■ EXERCISE REQUIREMENTS
Check every line of the entries below for the word "aansluitklem", and copy the ones that have it.

[start of RECORDS SUPPLIED]

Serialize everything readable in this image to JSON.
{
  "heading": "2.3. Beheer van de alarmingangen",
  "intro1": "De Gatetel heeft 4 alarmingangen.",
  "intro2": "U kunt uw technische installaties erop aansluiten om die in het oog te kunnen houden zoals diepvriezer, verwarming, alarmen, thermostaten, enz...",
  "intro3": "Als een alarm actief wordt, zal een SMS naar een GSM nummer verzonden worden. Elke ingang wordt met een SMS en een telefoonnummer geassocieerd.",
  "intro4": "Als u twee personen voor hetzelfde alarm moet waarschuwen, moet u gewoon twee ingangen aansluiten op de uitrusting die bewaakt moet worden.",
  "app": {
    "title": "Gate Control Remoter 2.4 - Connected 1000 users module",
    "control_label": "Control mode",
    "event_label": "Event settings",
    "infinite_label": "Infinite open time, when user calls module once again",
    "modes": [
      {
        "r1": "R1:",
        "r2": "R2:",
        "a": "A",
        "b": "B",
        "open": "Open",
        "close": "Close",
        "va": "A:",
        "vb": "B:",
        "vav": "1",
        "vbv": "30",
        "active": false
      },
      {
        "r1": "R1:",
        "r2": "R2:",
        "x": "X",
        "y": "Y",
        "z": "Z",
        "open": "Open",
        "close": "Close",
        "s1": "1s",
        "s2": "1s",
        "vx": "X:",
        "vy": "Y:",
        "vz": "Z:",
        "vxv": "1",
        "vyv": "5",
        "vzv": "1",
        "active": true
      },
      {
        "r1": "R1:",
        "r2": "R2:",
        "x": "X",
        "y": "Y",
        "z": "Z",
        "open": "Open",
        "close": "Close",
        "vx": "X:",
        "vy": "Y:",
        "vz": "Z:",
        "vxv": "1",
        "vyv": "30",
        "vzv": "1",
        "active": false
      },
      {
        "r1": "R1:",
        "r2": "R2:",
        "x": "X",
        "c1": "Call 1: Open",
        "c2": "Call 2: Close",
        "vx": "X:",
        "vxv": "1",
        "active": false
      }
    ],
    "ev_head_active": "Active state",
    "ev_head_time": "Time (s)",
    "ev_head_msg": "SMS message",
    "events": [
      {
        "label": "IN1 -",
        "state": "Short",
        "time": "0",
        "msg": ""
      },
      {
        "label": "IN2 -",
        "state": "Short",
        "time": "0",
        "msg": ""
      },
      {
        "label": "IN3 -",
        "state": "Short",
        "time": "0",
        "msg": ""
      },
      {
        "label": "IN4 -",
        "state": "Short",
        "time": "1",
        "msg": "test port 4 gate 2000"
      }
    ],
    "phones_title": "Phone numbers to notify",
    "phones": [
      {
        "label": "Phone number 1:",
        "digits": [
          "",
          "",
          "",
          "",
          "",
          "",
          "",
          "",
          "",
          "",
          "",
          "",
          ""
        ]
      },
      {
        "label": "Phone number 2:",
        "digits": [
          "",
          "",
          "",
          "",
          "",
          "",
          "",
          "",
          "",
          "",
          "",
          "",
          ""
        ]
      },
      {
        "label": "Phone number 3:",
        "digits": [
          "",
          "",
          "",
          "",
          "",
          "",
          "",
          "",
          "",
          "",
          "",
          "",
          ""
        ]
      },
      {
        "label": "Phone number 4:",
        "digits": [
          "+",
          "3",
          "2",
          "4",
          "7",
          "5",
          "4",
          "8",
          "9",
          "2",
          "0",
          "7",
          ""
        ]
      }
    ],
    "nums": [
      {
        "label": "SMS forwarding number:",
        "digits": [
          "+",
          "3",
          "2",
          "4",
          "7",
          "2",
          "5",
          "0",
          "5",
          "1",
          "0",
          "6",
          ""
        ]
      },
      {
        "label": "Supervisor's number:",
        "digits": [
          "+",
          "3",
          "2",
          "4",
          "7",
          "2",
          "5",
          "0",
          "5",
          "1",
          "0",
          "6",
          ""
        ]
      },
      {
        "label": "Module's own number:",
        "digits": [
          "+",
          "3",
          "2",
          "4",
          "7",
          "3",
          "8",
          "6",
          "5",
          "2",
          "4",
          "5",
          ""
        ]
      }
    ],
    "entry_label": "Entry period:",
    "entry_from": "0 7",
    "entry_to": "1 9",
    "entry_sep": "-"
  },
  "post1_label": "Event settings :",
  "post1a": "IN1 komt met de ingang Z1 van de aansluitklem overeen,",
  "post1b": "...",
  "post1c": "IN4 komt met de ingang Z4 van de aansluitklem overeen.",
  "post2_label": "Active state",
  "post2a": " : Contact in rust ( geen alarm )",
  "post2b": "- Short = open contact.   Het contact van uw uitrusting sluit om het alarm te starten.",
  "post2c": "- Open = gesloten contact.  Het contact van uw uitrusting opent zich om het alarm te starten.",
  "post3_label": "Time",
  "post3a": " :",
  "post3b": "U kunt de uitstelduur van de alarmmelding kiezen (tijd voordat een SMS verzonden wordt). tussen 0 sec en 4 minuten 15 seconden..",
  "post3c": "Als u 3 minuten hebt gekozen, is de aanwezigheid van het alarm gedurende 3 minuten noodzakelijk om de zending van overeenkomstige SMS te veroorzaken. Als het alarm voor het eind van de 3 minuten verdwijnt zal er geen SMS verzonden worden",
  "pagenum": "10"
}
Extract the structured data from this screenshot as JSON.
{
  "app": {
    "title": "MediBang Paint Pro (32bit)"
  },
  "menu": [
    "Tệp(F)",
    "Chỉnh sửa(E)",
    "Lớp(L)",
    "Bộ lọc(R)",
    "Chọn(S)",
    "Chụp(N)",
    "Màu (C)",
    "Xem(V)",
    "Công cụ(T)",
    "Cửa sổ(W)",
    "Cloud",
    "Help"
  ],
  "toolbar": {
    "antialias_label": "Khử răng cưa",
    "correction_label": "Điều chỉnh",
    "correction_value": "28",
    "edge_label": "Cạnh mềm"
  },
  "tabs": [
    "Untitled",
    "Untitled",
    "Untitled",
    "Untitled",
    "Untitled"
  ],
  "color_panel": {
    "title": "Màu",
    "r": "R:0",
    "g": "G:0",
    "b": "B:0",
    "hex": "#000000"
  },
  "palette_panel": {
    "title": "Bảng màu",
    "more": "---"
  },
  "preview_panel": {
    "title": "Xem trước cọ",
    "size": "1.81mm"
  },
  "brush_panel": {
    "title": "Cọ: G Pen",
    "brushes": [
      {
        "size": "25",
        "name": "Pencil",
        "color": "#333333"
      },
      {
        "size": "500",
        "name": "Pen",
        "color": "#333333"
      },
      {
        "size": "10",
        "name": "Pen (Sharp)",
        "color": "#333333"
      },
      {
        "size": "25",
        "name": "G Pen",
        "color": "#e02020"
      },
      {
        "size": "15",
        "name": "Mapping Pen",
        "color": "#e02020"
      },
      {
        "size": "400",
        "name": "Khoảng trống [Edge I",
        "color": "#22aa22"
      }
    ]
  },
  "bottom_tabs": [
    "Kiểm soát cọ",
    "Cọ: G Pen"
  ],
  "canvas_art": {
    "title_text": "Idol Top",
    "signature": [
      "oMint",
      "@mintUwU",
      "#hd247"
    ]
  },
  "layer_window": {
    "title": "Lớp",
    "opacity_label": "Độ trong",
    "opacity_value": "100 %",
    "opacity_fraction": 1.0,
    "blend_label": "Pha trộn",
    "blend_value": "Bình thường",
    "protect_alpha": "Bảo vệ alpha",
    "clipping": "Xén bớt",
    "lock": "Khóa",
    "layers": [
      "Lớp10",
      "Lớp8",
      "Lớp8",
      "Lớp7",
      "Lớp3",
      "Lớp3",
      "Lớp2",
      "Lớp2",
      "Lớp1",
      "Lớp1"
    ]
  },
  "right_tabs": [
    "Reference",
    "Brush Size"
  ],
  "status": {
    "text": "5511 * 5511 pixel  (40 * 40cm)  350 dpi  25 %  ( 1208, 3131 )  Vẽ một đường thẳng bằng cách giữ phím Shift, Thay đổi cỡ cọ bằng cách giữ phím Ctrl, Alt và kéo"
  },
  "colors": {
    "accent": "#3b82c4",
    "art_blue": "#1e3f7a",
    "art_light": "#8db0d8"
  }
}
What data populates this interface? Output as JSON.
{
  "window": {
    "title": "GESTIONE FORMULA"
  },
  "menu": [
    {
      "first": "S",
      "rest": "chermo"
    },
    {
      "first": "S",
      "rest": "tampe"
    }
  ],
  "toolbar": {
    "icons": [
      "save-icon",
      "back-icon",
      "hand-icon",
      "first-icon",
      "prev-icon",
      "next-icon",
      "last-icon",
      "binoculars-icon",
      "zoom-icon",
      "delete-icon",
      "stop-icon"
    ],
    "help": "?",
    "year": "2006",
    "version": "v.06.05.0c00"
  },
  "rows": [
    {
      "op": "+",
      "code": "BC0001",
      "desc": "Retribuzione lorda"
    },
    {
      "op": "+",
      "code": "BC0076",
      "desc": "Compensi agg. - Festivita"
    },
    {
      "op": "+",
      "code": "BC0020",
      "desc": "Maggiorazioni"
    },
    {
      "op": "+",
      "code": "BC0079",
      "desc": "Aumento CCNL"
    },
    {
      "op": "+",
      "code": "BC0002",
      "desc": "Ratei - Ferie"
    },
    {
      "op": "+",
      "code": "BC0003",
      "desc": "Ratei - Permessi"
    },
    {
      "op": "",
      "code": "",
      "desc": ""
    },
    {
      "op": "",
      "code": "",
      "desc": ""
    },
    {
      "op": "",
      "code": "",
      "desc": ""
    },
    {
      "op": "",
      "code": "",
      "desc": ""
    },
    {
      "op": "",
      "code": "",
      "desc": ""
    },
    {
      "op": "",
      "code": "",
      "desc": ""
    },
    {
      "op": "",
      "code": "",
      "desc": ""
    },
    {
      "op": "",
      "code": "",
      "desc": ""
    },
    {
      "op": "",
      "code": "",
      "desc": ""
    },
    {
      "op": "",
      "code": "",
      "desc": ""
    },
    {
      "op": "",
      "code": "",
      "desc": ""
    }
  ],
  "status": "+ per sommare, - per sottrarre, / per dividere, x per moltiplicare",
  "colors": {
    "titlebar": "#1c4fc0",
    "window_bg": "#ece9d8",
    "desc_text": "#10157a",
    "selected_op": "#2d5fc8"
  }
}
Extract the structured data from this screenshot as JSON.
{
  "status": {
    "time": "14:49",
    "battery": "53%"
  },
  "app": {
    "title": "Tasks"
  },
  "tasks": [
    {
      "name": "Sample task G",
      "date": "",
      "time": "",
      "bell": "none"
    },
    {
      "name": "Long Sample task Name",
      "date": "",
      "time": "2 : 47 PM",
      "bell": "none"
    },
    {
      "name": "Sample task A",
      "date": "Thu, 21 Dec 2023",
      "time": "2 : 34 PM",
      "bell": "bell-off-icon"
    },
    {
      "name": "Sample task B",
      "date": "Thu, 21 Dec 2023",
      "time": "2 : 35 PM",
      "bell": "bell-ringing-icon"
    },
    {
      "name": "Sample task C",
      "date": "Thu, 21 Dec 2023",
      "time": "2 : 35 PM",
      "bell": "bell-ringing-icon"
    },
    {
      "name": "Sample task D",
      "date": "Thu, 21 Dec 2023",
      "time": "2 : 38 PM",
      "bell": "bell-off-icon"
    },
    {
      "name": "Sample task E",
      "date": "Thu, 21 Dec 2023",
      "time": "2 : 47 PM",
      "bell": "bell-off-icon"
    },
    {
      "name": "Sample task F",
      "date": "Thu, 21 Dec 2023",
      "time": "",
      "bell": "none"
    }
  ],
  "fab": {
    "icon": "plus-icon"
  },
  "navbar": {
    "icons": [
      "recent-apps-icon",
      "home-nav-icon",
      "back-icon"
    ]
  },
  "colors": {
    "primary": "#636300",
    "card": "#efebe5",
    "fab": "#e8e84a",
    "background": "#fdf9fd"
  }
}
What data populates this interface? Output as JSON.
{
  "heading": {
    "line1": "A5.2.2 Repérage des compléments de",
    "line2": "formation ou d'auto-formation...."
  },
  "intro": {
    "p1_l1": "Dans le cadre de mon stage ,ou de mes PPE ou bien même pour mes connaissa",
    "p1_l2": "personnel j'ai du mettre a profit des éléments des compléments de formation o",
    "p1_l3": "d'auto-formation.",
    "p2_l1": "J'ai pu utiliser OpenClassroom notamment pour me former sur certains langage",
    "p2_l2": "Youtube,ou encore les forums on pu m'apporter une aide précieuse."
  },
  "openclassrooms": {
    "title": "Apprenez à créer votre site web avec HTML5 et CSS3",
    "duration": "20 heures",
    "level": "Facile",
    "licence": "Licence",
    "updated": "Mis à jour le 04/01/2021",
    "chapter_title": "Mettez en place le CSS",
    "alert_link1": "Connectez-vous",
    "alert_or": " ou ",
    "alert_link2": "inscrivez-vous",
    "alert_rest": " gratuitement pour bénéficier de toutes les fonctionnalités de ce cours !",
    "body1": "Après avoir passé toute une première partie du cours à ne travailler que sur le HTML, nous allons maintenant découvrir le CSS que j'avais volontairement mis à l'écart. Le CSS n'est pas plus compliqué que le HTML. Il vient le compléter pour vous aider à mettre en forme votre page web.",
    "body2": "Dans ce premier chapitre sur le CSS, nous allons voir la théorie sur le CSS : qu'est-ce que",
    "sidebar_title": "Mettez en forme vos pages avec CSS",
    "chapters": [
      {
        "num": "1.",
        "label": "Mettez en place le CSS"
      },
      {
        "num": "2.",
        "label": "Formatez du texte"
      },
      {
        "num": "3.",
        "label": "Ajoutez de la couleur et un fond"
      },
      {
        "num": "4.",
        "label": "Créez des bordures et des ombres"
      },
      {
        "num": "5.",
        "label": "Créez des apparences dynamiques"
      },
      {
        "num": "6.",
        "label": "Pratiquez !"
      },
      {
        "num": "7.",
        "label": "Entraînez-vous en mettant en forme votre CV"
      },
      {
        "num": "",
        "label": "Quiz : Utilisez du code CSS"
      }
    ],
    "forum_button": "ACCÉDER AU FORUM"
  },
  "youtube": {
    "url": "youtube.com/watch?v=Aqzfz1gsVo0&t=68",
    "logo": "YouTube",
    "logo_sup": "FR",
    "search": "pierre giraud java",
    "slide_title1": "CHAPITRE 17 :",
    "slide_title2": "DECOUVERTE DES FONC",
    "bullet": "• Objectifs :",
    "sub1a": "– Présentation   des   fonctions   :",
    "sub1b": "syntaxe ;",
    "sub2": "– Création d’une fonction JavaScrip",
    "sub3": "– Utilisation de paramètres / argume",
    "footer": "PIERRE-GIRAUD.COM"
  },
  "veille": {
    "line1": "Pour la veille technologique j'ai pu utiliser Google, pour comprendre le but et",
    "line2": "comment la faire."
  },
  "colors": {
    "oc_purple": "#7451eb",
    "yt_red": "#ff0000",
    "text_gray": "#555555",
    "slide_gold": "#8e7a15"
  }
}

[end of RECORDS SUPPLIED]

■ WRITTEN ANSWER
  "post1a": "IN1 komt met de ingang Z1 van de aansluitklem overeen,",
  "post1c": "IN4 komt met de ingang Z4 van de aansluitklem overeen.",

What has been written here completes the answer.